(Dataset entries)
....................

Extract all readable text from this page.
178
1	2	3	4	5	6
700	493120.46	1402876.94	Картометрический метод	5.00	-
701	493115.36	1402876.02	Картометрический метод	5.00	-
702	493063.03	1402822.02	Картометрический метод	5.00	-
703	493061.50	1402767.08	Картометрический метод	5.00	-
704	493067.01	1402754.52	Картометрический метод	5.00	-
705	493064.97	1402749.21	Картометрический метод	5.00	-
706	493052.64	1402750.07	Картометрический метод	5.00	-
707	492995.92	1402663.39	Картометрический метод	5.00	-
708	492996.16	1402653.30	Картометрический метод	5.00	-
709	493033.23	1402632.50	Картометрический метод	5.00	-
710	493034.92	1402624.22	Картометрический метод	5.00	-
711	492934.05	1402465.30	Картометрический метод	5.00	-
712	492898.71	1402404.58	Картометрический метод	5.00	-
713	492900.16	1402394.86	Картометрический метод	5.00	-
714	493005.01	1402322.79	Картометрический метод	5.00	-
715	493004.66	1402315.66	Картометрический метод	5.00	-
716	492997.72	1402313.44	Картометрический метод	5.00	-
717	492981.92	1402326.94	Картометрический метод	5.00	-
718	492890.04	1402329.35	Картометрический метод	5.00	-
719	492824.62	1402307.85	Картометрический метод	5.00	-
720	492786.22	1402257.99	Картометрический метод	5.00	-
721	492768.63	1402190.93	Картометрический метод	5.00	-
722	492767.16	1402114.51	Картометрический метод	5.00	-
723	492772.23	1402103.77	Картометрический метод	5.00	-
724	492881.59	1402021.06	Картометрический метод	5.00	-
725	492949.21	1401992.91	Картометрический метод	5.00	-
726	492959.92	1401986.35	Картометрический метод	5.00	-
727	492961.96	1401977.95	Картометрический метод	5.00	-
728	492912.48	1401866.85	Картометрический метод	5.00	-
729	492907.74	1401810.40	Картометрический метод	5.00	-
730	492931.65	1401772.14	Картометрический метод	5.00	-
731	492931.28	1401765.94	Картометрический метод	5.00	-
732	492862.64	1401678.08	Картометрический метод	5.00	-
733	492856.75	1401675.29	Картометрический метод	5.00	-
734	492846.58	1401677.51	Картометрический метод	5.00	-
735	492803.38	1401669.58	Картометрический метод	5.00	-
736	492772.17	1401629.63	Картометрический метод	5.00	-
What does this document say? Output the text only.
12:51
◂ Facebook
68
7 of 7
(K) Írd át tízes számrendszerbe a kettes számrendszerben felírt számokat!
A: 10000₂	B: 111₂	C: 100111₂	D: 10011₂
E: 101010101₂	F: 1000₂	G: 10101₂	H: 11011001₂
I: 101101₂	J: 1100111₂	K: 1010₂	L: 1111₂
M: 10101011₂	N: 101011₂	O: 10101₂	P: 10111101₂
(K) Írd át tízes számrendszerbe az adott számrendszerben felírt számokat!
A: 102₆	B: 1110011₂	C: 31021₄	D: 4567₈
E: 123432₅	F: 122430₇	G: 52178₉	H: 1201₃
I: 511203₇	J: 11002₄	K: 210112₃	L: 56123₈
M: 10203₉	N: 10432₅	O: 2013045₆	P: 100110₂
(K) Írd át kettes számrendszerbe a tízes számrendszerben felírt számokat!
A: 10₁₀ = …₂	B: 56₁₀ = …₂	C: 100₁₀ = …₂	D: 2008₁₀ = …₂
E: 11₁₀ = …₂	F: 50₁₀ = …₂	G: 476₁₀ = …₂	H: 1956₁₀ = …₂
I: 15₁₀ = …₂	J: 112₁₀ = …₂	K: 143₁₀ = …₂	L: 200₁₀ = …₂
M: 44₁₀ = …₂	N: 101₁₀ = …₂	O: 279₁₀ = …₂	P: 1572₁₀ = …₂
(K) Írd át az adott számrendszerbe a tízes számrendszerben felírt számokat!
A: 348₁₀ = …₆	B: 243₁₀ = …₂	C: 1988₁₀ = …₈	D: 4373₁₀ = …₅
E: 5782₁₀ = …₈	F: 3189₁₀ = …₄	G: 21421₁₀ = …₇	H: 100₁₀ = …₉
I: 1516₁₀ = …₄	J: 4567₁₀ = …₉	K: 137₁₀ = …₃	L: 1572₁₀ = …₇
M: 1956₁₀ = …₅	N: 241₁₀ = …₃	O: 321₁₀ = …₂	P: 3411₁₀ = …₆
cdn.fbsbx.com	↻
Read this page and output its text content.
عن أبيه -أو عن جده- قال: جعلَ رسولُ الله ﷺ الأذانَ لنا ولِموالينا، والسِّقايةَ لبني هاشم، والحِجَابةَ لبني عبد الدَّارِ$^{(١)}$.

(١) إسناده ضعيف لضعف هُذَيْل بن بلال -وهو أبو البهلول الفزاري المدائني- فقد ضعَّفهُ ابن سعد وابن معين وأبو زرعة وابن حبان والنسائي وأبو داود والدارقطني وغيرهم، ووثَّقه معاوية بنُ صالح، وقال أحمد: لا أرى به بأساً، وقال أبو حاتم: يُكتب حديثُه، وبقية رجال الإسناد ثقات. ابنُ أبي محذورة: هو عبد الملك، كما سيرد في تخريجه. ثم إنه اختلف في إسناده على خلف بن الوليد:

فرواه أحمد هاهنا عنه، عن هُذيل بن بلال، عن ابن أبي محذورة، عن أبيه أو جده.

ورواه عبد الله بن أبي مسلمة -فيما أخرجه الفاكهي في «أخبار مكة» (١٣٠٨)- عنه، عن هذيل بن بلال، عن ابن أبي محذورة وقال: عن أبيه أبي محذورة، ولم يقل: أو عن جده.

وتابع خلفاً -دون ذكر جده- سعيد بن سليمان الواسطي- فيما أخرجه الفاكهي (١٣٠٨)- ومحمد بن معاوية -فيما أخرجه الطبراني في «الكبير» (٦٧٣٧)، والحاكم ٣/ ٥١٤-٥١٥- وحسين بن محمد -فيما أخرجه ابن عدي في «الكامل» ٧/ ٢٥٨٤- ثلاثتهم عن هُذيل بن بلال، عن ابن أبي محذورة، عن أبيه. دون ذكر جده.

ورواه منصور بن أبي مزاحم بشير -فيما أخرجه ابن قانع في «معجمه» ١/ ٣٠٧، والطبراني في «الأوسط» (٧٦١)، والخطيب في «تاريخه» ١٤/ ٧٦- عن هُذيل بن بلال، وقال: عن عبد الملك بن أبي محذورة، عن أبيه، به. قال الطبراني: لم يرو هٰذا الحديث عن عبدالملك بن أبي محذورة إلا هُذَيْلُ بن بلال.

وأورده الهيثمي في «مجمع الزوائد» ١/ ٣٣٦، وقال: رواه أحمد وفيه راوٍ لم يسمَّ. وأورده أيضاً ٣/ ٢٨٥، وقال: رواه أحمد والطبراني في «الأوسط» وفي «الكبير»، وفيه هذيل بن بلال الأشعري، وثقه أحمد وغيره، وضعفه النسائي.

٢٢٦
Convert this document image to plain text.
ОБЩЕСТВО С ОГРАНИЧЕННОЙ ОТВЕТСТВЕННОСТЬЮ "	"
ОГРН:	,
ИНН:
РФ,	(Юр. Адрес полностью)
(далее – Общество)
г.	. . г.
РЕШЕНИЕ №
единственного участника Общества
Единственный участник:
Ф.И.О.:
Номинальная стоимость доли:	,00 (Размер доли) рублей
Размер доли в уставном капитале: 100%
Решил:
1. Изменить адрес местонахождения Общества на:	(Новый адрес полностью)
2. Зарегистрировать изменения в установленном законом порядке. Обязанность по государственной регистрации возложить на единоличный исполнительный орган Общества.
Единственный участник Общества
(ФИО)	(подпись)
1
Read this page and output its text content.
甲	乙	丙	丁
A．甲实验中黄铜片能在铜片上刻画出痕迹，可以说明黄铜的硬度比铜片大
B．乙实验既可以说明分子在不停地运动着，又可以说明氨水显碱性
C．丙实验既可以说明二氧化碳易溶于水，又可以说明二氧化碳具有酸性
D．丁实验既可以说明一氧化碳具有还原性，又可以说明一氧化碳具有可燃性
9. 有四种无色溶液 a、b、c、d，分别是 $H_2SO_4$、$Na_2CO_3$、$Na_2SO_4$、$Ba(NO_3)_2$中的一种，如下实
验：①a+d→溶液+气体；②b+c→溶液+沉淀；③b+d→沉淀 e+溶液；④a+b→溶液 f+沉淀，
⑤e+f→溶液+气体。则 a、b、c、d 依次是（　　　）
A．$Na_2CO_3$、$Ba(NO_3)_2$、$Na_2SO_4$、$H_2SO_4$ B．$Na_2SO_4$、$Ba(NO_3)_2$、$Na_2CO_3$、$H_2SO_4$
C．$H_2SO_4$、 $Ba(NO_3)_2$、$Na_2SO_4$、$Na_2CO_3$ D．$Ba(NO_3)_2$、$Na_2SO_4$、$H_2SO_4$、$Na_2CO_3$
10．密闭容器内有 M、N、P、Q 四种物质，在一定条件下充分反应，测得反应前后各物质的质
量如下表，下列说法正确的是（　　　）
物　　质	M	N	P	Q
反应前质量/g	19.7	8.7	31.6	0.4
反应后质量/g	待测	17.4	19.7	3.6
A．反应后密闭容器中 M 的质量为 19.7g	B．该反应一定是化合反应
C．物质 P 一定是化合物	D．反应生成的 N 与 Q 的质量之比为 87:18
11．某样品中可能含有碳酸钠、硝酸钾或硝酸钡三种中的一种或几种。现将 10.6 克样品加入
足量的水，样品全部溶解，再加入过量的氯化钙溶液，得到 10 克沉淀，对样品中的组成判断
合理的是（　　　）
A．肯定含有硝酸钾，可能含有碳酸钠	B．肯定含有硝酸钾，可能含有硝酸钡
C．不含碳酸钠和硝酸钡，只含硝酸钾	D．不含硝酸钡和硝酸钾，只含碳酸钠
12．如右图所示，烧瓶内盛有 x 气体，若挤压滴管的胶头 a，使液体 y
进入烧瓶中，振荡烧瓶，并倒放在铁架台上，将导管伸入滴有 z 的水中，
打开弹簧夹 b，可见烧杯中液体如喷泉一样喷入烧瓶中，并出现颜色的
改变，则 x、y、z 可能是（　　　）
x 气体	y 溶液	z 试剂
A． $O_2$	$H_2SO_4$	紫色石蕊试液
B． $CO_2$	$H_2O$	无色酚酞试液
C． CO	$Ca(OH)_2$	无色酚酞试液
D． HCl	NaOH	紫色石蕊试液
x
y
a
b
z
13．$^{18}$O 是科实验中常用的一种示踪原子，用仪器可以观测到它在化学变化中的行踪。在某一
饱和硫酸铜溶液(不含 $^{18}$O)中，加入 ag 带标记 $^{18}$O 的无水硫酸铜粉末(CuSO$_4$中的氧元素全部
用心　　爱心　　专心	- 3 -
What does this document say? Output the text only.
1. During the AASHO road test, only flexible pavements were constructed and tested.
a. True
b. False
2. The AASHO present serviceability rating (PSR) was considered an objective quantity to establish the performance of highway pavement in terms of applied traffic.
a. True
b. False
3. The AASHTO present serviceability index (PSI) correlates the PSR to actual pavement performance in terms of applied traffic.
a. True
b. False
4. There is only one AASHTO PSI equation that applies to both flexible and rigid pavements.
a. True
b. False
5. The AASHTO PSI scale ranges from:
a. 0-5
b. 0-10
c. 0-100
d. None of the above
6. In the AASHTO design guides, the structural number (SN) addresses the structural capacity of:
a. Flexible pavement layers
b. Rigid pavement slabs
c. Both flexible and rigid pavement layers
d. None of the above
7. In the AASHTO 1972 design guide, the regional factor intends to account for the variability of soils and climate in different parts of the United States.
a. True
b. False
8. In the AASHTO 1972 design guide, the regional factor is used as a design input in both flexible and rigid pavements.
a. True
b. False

....................

**Instructions for the task:**
Copy all lines from the material that include "performance".

**Answer for the task:**
2. The AASHO present serviceability rating (PSR) was considered an objective quantity to establish the performance of highway pavement in terms of applied traffic.
3. The AASHTO present serviceability index (PSI) correlates the PSR to actual pavement performance in terms of applied traffic.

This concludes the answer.